■ Work to complete: Omit every picture while repeating the entries exactly.

■ Data to process:
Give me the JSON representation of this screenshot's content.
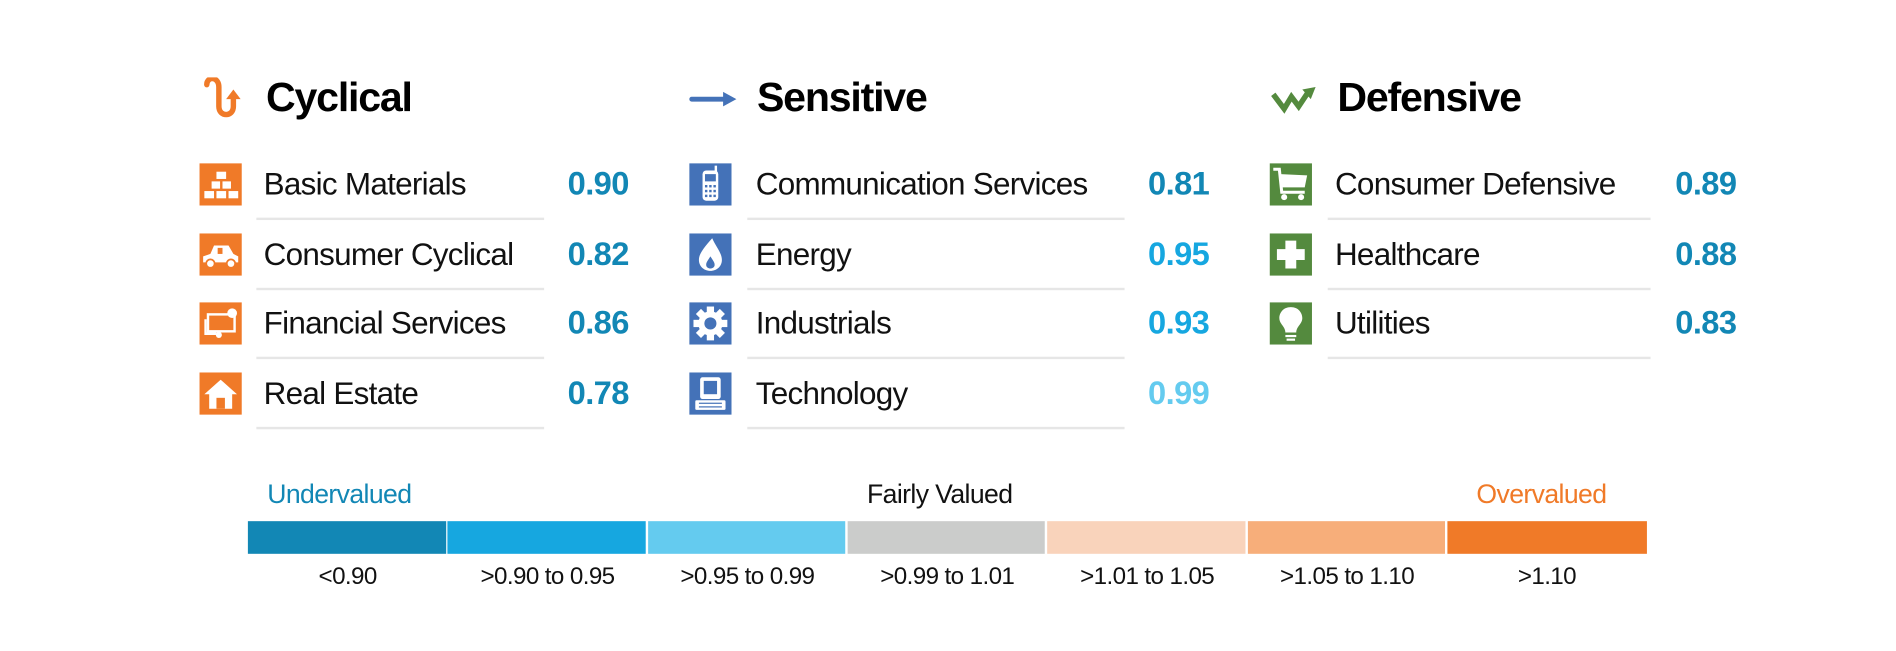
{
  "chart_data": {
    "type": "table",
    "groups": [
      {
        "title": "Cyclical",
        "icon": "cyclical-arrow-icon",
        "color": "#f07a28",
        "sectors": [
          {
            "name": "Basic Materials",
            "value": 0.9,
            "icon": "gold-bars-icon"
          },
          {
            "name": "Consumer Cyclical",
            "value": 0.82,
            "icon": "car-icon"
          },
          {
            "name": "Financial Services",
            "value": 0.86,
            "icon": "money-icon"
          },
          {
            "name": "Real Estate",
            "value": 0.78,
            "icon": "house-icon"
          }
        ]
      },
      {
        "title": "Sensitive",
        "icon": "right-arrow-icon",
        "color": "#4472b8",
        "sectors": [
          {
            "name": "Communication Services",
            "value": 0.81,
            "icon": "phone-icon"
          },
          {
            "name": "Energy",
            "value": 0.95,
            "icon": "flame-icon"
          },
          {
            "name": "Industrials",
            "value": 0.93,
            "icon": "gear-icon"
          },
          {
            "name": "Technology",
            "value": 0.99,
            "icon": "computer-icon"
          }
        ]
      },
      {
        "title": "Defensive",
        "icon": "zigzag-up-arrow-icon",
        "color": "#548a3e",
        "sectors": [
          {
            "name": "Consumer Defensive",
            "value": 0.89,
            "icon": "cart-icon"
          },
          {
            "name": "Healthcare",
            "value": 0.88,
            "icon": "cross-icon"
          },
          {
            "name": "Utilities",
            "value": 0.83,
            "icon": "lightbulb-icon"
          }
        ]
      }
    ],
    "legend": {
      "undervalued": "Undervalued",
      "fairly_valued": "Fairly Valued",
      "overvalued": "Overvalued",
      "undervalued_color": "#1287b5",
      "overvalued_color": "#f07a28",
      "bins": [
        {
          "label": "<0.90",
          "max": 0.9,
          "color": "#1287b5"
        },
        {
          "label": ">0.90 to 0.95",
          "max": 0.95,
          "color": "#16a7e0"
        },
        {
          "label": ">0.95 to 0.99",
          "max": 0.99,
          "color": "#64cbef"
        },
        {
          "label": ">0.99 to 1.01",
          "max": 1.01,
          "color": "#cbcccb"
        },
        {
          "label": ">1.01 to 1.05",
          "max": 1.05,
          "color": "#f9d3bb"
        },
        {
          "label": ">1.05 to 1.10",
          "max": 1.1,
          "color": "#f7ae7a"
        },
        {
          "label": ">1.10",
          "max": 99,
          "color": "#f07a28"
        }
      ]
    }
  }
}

■ Written answer:
Give me the JSON representation of this screenshot's content.
{
  "chart_data": {
    "type": "table",
    "groups": [
      {
        "title": "Cyclical",
        "icon": "cyclical-arrow-icon",
        "color": "#f07a28",
        "sectors": [
          {
            "name": "Basic Materials",
            "value": 0.9,
            "icon": "gold-bars-icon"
          },
          {
            "name": "Consumer Cyclical",
            "value": 0.82,
            "icon": "car-icon"
          },
          {
            "name": "Financial Services",
            "value": 0.86,
            "icon": "money-icon"
          },
          {
            "name": "Real Estate",
            "value": 0.78,
            "icon": "house-icon"
          }
        ]
      },
      {
        "title": "Sensitive",
        "icon": "right-arrow-icon",
        "color": "#4472b8",
        "sectors": [
          {
            "name": "Communication Services",
            "value": 0.81,
            "icon": "phone-icon"
          },
          {
            "name": "Energy",
            "value": 0.95,
            "icon": "flame-icon"
          },
          {
            "name": "Industrials",
            "value": 0.93,
            "icon": "gear-icon"
          },
          {
            "name": "Technology",
            "value": 0.99,
            "icon": "computer-icon"
          }
        ]
      },
      {
        "title": "Defensive",
        "icon": "zigzag-up-arrow-icon",
        "color": "#548a3e",
        "sectors": [
          {
            "name": "Consumer Defensive",
            "value": 0.89,
            "icon": "cart-icon"
          },
          {
            "name": "Healthcare",
            "value": 0.88,
            "icon": "cross-icon"
          },
          {
            "name": "Utilities",
            "value": 0.83,
            "icon": "lightbulb-icon"
          }
        ]
      }
    ],
    "legend": {
      "undervalued": "Undervalued",
      "fairly_valued": "Fairly Valued",
      "overvalued": "Overvalued",
      "undervalued_color": "#1287b5",
      "overvalued_color": "#f07a28",
      "bins": [
        {
          "label": "<0.90",
          "max": 0.9,
          "color": "#1287b5"
        },
        {
          "label": ">0.90 to 0.95",
          "max": 0.95,
          "color": "#16a7e0"
        },
        {
          "label": ">0.95 to 0.99",
          "max": 0.99,
          "color": "#64cbef"
        },
        {
          "label": ">0.99 to 1.01",
          "max": 1.01,
          "color": "#cbcccb"
        },
        {
          "label": ">1.01 to 1.05",
          "max": 1.05,
          "color": "#f9d3bb"
        },
        {
          "label": ">1.05 to 1.10",
          "max": 1.1,
          "color": "#f7ae7a"
        },
        {
          "label": ">1.10",
          "max": 99,
          "color": "#f07a28"
        }
      ]
    }
  }
}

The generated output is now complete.